Copy out every record below with complete accuracy.

__Dataset records__
========
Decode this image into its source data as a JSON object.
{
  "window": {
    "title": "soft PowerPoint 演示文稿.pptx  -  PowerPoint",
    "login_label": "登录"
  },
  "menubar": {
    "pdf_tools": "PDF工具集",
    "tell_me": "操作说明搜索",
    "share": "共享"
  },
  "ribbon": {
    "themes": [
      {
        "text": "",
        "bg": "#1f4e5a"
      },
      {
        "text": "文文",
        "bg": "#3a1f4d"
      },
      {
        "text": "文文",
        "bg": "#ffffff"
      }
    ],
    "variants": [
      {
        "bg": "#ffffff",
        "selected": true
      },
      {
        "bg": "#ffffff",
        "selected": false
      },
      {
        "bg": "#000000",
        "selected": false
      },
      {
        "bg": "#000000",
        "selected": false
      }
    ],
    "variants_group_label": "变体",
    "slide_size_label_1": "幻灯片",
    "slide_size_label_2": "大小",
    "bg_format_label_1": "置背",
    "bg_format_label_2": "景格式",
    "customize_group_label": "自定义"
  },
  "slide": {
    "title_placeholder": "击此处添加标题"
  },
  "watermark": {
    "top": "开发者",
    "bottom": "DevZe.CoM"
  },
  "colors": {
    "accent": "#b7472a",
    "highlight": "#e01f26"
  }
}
========
__Result of this exercise__
Decode this image into its source data as a JSON object.
{
  "window": {
    "title": "soft PowerPoint 演示文稿.pptx  -  PowerPoint",
    "login_label": "登录"
  },
  "menubar": {
    "pdf_tools": "PDF工具集",
    "tell_me": "操作说明搜索",
    "share": "共享"
  },
  "ribbon": {
    "themes": [
      {
        "text": "",
        "bg": "#1f4e5a"
      },
      {
        "text": "文文",
        "bg": "#3a1f4d"
      },
      {
        "text": "文文",
        "bg": "#ffffff"
      }
    ],
    "variants": [
      {
        "bg": "#ffffff",
        "selected": true
      },
      {
        "bg": "#ffffff",
        "selected": false
      },
      {
        "bg": "#000000",
        "selected": false
      },
      {
        "bg": "#000000",
        "selected": false
      }
    ],
    "variants_group_label": "变体",
    "slide_size_label_1": "幻灯片",
    "slide_size_label_2": "大小",
    "bg_format_label_1": "置背",
    "bg_format_label_2": "景格式",
    "customize_group_label": "自定义"
  },
  "slide": {
    "title_placeholder": "击此处添加标题"
  },
  "watermark": {
    "top": "开发者",
    "bottom": "DevZe.CoM"
  },
  "colors": {
    "accent": "#b7472a",
    "highlight": "#e01f26"
  }
}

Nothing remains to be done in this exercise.